- Task to complete:
Check the listing below for lines that hold "ihre". How many are there? Please give only the number.

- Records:
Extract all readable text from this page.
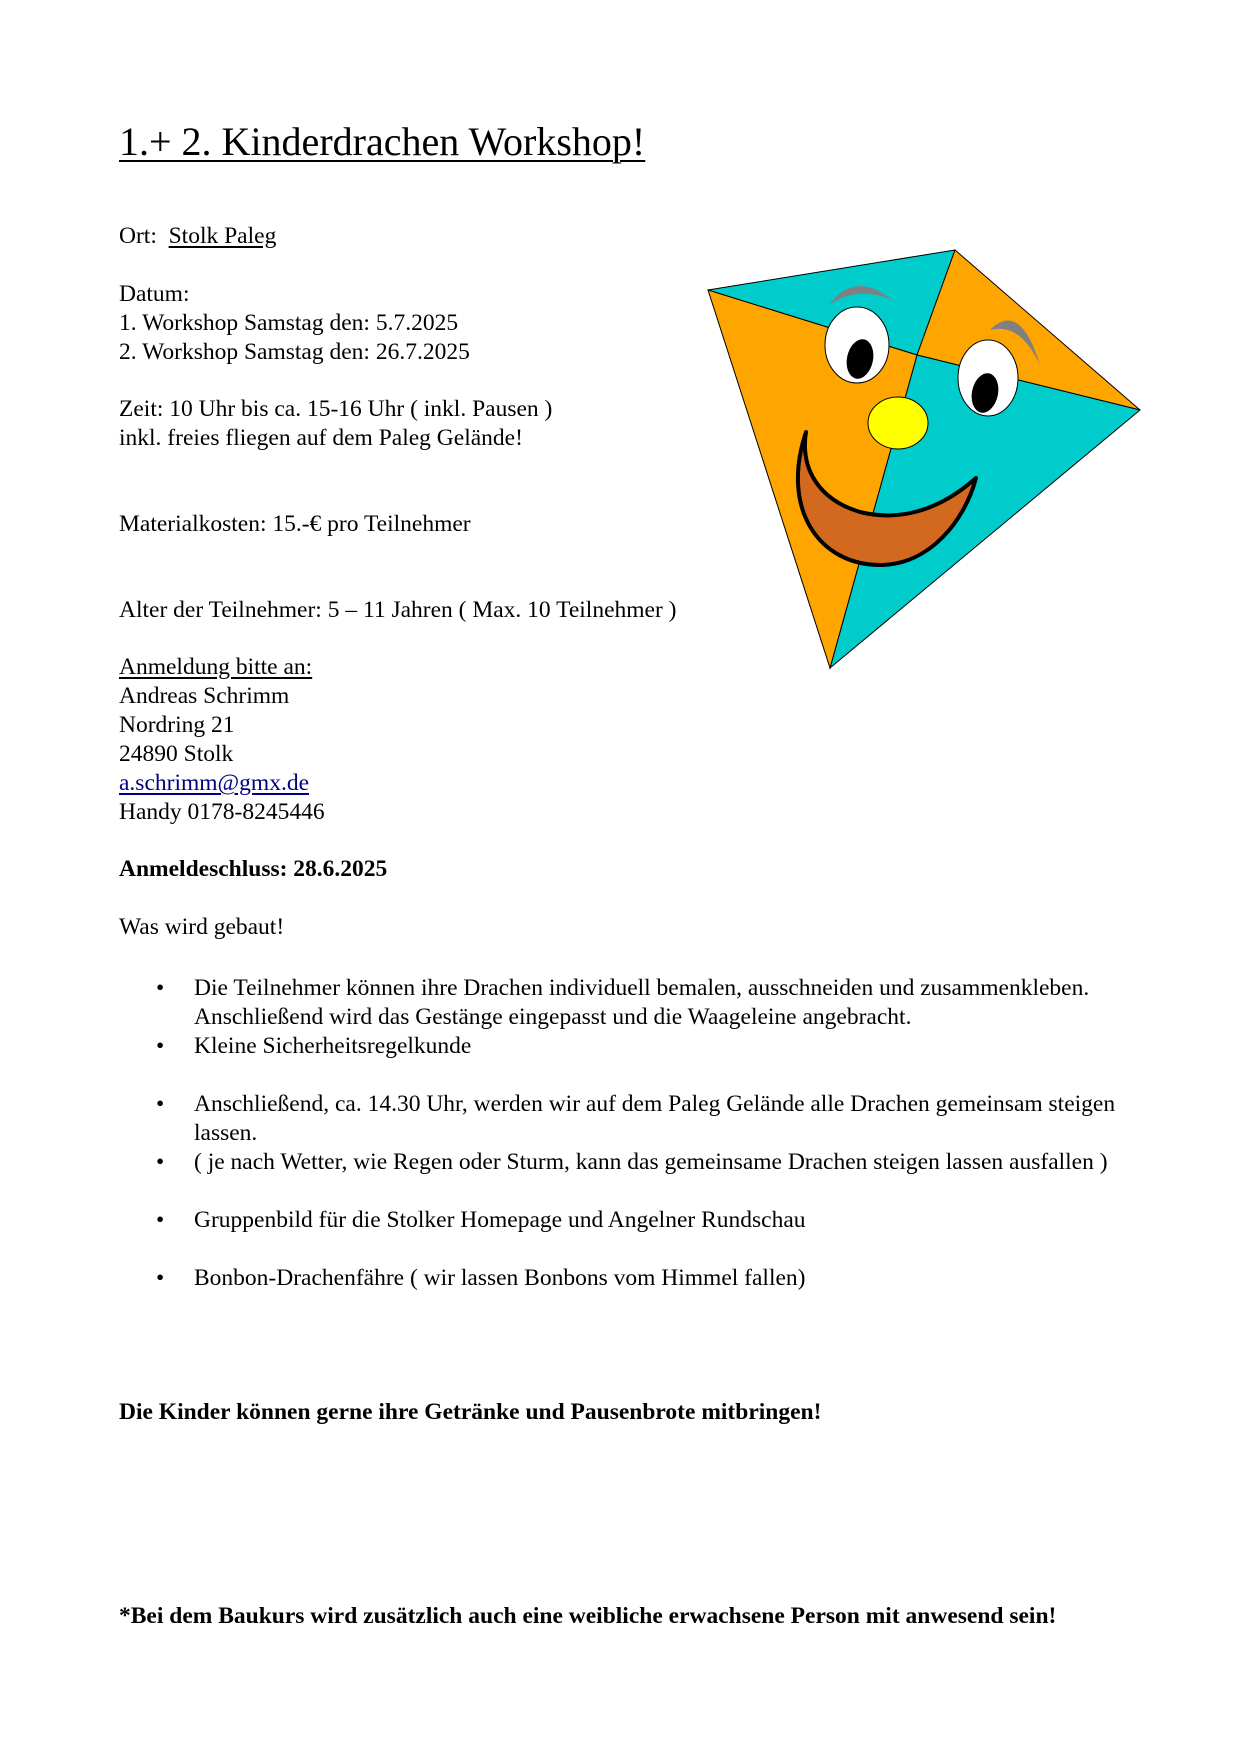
1.+ 2. Kinderdrachen Workshop!
Ort: Stolk Paleg
Datum:
1. Workshop Samstag den: 5.7.2025
2. Workshop Samstag den: 26.7.2025
Zeit: 10 Uhr bis ca. 15-16 Uhr ( inkl. Pausen )
inkl. freies fliegen auf dem Paleg Gelände!
Materialkosten: 15.-€ pro Teilnehmer
Alter der Teilnehmer: 5 – 11 Jahren ( Max. 10 Teilnehmer )
Anmeldung bitte an:
Andreas Schrimm
Nordring 21
24890 Stolk
a.schrimm@gmx.de
Handy 0178-8245446
Anmeldeschluss: 28.6.2025
Was wird gebaut!
• Die Teilnehmer können ihre Drachen individuell bemalen, ausschneiden und zusammenkleben. Anschließend wird das Gestänge eingepasst und die Waageleine angebracht.
• Kleine Sicherheitsregelkunde
• Anschließend, ca. 14.30 Uhr, werden wir auf dem Paleg Gelände alle Drachen gemeinsam steigen lassen.
• ( je nach Wetter, wie Regen oder Sturm, kann das gemeinsame Drachen steigen lassen ausfallen )
• Gruppenbild für die Stolker Homepage und Angelner Rundschau
• Bonbon-Drachenfähre ( wir lassen Bonbons vom Himmel fallen)
Die Kinder können gerne ihre Getränke und Pausenbrote mitbringen!
*Bei dem Baukurs wird zusätzlich auch eine weibliche erwachsene Person mit anwesend sein!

- Reply:
2